Available records:
* * * *
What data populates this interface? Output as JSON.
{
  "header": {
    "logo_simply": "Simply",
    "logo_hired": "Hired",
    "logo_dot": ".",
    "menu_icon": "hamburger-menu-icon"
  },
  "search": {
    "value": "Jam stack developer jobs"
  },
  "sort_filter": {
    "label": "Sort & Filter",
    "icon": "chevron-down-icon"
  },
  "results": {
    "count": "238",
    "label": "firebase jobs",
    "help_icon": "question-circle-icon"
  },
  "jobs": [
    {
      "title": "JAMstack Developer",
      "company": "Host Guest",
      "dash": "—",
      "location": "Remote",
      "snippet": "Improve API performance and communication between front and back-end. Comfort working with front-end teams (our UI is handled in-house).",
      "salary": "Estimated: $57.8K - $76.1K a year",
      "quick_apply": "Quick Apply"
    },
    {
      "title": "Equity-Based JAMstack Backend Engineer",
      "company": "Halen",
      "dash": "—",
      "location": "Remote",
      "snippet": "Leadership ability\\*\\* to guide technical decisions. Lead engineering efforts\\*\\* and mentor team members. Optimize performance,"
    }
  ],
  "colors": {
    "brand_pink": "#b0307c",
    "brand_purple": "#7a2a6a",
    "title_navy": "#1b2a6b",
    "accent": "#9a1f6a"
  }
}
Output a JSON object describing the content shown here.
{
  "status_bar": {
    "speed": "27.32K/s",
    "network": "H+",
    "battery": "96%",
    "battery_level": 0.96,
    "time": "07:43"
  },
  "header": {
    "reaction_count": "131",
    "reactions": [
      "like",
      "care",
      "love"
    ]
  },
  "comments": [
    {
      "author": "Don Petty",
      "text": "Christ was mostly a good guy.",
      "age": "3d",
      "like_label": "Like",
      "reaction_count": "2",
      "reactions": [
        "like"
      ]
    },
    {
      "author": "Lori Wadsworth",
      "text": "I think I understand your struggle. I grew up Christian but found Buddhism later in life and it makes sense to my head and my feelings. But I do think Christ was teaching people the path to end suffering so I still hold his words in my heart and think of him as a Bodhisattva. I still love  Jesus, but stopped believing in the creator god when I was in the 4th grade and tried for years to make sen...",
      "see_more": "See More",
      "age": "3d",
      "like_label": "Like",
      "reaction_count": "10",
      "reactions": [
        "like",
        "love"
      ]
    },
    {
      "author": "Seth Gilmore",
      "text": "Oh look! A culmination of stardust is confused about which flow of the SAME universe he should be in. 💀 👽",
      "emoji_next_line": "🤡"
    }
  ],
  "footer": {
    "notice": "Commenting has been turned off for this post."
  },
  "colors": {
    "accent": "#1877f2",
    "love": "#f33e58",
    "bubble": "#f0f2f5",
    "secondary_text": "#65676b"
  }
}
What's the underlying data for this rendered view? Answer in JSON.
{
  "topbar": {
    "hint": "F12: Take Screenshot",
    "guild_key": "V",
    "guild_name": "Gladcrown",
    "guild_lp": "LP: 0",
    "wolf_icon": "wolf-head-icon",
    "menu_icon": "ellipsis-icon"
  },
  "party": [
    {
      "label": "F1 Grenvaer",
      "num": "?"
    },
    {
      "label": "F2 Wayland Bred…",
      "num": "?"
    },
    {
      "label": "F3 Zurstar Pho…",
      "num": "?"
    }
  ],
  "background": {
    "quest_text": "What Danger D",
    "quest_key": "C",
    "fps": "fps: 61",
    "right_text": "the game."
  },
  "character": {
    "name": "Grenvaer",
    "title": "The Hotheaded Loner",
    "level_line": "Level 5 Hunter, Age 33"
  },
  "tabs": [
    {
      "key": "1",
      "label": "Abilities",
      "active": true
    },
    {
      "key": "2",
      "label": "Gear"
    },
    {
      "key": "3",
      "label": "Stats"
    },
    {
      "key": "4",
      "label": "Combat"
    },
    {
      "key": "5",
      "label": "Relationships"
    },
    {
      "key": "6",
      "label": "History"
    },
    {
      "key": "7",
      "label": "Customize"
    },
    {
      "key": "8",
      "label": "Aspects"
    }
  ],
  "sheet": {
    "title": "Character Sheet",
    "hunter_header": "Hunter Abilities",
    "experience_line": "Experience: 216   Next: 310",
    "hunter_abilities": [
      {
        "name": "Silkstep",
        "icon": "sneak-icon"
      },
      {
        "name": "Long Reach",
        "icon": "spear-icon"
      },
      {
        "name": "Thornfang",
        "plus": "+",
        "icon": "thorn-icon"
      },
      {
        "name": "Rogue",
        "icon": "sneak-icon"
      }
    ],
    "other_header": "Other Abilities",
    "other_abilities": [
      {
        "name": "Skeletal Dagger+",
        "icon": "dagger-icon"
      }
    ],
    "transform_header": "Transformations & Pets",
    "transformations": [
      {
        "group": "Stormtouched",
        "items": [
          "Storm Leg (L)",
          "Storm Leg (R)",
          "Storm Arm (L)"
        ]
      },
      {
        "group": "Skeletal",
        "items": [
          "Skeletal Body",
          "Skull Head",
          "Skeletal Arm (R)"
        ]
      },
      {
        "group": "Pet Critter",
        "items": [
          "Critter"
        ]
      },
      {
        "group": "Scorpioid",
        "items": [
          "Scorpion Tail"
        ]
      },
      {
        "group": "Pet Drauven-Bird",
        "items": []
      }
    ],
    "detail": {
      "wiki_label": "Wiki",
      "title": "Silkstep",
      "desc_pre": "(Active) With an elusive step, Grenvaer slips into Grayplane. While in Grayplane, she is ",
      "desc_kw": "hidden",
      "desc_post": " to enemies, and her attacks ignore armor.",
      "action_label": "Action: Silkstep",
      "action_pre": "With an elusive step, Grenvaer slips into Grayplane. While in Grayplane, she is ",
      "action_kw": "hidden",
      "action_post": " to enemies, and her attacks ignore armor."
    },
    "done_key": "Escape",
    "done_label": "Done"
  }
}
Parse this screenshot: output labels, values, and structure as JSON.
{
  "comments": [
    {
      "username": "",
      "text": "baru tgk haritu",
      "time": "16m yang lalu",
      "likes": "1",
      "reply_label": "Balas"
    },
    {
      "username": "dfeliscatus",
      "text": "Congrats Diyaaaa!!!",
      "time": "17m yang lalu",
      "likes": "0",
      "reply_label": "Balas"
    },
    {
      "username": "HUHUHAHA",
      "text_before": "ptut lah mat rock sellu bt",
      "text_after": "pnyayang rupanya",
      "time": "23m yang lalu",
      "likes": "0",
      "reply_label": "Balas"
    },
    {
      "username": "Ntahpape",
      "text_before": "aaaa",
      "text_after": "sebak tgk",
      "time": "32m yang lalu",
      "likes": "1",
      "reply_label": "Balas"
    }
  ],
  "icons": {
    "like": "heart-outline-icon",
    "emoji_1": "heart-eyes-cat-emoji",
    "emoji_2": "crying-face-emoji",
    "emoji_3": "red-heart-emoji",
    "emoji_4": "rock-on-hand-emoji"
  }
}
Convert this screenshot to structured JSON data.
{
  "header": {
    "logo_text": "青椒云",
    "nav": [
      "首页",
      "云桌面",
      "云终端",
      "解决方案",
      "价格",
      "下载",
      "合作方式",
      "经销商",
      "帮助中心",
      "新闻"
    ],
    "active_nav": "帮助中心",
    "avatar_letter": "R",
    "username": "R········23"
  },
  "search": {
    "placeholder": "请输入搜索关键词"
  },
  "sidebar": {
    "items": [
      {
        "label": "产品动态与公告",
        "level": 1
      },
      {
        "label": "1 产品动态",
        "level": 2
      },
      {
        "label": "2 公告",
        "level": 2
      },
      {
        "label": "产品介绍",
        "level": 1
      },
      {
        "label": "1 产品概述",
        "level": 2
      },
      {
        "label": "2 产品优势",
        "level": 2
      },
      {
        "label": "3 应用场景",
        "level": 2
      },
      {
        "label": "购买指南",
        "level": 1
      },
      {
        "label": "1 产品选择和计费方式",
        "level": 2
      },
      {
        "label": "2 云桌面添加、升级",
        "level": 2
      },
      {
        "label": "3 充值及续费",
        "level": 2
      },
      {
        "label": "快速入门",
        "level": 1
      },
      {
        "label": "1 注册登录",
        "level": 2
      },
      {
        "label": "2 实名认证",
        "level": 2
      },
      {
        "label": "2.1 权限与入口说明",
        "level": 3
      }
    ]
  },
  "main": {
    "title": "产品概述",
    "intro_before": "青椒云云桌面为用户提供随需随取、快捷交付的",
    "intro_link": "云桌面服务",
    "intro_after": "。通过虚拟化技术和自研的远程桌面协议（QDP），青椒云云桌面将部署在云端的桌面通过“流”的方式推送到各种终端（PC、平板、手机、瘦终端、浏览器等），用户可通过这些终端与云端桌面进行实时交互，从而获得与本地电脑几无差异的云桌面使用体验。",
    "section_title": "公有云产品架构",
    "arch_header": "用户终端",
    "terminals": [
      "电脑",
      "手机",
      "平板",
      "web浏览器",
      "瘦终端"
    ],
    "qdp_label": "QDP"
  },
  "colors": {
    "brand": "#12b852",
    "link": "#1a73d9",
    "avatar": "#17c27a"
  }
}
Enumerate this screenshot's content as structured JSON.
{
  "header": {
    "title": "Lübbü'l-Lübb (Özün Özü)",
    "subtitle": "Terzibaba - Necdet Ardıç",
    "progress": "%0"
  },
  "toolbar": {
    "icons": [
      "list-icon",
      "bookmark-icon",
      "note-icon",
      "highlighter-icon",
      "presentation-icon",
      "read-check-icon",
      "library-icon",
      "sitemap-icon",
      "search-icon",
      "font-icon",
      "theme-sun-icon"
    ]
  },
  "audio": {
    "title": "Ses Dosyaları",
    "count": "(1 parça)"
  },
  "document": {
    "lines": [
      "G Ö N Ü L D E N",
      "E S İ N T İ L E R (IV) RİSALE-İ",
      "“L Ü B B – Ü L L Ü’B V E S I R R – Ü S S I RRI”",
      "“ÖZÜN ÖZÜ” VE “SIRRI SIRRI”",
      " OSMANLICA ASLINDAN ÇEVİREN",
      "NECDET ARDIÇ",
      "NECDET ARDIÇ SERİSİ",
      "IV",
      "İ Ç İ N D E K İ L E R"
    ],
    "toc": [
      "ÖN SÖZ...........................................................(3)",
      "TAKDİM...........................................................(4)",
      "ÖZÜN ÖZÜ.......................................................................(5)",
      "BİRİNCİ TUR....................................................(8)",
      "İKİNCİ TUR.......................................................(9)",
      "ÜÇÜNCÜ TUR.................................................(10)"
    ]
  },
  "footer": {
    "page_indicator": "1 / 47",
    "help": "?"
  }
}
* * * *
Pull out each line of the listing that holds the string "data".

Answer below:
What data populates this interface? Output as JSON.
What's the underlying data for this rendered view? Answer in JSON.
Convert this screenshot to structured JSON data.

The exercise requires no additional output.